## PROBLEM TO WORK ON:
All records are to be retyped faithfully and completely.

## INFORMATION PROVIDED:
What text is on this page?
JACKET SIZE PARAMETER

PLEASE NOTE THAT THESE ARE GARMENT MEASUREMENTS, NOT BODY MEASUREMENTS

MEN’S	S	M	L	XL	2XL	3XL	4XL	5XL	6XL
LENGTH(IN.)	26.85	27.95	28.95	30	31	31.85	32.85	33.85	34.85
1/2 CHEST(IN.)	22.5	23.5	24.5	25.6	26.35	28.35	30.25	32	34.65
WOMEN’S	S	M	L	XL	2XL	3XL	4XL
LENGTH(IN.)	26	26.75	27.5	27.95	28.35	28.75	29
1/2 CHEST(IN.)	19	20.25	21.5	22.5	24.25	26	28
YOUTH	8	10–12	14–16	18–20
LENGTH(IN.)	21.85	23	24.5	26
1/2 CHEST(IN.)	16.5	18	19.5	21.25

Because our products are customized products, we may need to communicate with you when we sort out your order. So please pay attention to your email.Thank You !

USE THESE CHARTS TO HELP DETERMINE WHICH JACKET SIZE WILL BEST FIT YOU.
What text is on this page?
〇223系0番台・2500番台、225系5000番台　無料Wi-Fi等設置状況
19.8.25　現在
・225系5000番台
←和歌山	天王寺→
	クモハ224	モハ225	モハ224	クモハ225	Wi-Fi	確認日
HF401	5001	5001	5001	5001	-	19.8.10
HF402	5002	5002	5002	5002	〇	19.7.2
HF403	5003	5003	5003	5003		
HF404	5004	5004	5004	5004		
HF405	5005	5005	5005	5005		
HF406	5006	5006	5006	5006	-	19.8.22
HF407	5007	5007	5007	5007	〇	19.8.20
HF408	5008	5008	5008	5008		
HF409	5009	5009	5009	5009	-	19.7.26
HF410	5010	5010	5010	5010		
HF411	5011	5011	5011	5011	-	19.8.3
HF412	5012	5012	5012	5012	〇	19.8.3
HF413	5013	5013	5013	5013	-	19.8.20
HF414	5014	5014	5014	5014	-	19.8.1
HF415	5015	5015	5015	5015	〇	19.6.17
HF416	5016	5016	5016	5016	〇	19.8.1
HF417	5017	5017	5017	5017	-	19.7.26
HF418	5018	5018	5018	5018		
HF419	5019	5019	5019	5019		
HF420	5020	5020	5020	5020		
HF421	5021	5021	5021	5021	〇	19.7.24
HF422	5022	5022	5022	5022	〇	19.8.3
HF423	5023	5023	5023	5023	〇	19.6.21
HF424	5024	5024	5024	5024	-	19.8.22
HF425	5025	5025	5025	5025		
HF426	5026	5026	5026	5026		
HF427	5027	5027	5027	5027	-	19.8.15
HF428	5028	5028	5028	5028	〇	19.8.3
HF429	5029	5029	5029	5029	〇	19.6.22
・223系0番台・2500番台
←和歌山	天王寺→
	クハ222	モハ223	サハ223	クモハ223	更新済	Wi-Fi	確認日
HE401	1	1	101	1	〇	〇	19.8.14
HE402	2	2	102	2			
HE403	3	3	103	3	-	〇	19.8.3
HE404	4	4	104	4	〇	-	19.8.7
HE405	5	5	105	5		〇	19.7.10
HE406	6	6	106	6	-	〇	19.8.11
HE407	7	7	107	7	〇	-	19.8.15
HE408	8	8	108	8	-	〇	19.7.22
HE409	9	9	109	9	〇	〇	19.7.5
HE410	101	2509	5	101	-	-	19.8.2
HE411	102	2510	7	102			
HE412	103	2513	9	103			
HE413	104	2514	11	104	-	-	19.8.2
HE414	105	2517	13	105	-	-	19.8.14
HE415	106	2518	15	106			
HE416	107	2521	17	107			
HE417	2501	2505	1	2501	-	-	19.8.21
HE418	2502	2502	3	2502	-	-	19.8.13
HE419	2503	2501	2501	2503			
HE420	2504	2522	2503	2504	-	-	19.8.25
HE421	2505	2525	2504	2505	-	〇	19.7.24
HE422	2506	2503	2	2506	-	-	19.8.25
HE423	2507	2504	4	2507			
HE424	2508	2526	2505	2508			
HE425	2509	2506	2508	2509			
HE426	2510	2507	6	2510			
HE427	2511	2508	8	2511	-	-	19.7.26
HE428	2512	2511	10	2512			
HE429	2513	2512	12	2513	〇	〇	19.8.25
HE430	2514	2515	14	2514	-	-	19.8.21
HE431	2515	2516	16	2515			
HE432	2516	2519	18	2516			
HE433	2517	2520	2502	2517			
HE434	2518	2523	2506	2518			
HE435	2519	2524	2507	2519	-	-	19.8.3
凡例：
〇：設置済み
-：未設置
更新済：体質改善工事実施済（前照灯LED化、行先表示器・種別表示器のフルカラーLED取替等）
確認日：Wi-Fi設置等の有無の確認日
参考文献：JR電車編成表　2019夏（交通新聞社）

## FULL OUTPUT:
What text is on this page?
JACKET SIZE PARAMETER

PLEASE NOTE THAT THESE ARE GARMENT MEASUREMENTS, NOT BODY MEASUREMENTS

MEN’S	S	M	L	XL	2XL	3XL	4XL	5XL	6XL
LENGTH(IN.)	26.85	27.95	28.95	30	31	31.85	32.85	33.85	34.85
1/2 CHEST(IN.)	22.5	23.5	24.5	25.6	26.35	28.35	30.25	32	34.65
WOMEN’S	S	M	L	XL	2XL	3XL	4XL
LENGTH(IN.)	26	26.75	27.5	27.95	28.35	28.75	29
1/2 CHEST(IN.)	19	20.25	21.5	22.5	24.25	26	28
YOUTH	8	10–12	14–16	18–20
LENGTH(IN.)	21.85	23	24.5	26
1/2 CHEST(IN.)	16.5	18	19.5	21.25

Because our products are customized products, we may need to communicate with you when we sort out your order. So please pay attention to your email.Thank You !

USE THESE CHARTS TO HELP DETERMINE WHICH JACKET SIZE WILL BEST FIT YOU.
What text is on this page?
〇223系0番台・2500番台、225系5000番台　無料Wi-Fi等設置状況
19.8.25　現在
・225系5000番台
←和歌山	天王寺→
	クモハ224	モハ225	モハ224	クモハ225	Wi-Fi	確認日
HF401	5001	5001	5001	5001	-	19.8.10
HF402	5002	5002	5002	5002	〇	19.7.2
HF403	5003	5003	5003	5003		
HF404	5004	5004	5004	5004		
HF405	5005	5005	5005	5005		
HF406	5006	5006	5006	5006	-	19.8.22
HF407	5007	5007	5007	5007	〇	19.8.20
HF408	5008	5008	5008	5008		
HF409	5009	5009	5009	5009	-	19.7.26
HF410	5010	5010	5010	5010		
HF411	5011	5011	5011	5011	-	19.8.3
HF412	5012	5012	5012	5012	〇	19.8.3
HF413	5013	5013	5013	5013	-	19.8.20
HF414	5014	5014	5014	5014	-	19.8.1
HF415	5015	5015	5015	5015	〇	19.6.17
HF416	5016	5016	5016	5016	〇	19.8.1
HF417	5017	5017	5017	5017	-	19.7.26
HF418	5018	5018	5018	5018		
HF419	5019	5019	5019	5019		
HF420	5020	5020	5020	5020		
HF421	5021	5021	5021	5021	〇	19.7.24
HF422	5022	5022	5022	5022	〇	19.8.3
HF423	5023	5023	5023	5023	〇	19.6.21
HF424	5024	5024	5024	5024	-	19.8.22
HF425	5025	5025	5025	5025		
HF426	5026	5026	5026	5026		
HF427	5027	5027	5027	5027	-	19.8.15
HF428	5028	5028	5028	5028	〇	19.8.3
HF429	5029	5029	5029	5029	〇	19.6.22
・223系0番台・2500番台
←和歌山	天王寺→
	クハ222	モハ223	サハ223	クモハ223	更新済	Wi-Fi	確認日
HE401	1	1	101	1	〇	〇	19.8.14
HE402	2	2	102	2			
HE403	3	3	103	3	-	〇	19.8.3
HE404	4	4	104	4	〇	-	19.8.7
HE405	5	5	105	5		〇	19.7.10
HE406	6	6	106	6	-	〇	19.8.11
HE407	7	7	107	7	〇	-	19.8.15
HE408	8	8	108	8	-	〇	19.7.22
HE409	9	9	109	9	〇	〇	19.7.5
HE410	101	2509	5	101	-	-	19.8.2
HE411	102	2510	7	102			
HE412	103	2513	9	103			
HE413	104	2514	11	104	-	-	19.8.2
HE414	105	2517	13	105	-	-	19.8.14
HE415	106	2518	15	106			
HE416	107	2521	17	107			
HE417	2501	2505	1	2501	-	-	19.8.21
HE418	2502	2502	3	2502	-	-	19.8.13
HE419	2503	2501	2501	2503			
HE420	2504	2522	2503	2504	-	-	19.8.25
HE421	2505	2525	2504	2505	-	〇	19.7.24
HE422	2506	2503	2	2506	-	-	19.8.25
HE423	2507	2504	4	2507			
HE424	2508	2526	2505	2508			
HE425	2509	2506	2508	2509			
HE426	2510	2507	6	2510			
HE427	2511	2508	8	2511	-	-	19.7.26
HE428	2512	2511	10	2512			
HE429	2513	2512	12	2513	〇	〇	19.8.25
HE430	2514	2515	14	2514	-	-	19.8.21
HE431	2515	2516	16	2515			
HE432	2516	2519	18	2516			
HE433	2517	2520	2502	2517			
HE434	2518	2523	2506	2518			
HE435	2519	2524	2507	2519	-	-	19.8.3
凡例：
〇：設置済み
-：未設置
更新済：体質改善工事実施済（前照灯LED化、行先表示器・種別表示器のフルカラーLED取替等）
確認日：Wi-Fi設置等の有無の確認日
参考文献：JR電車編成表　2019夏（交通新聞社）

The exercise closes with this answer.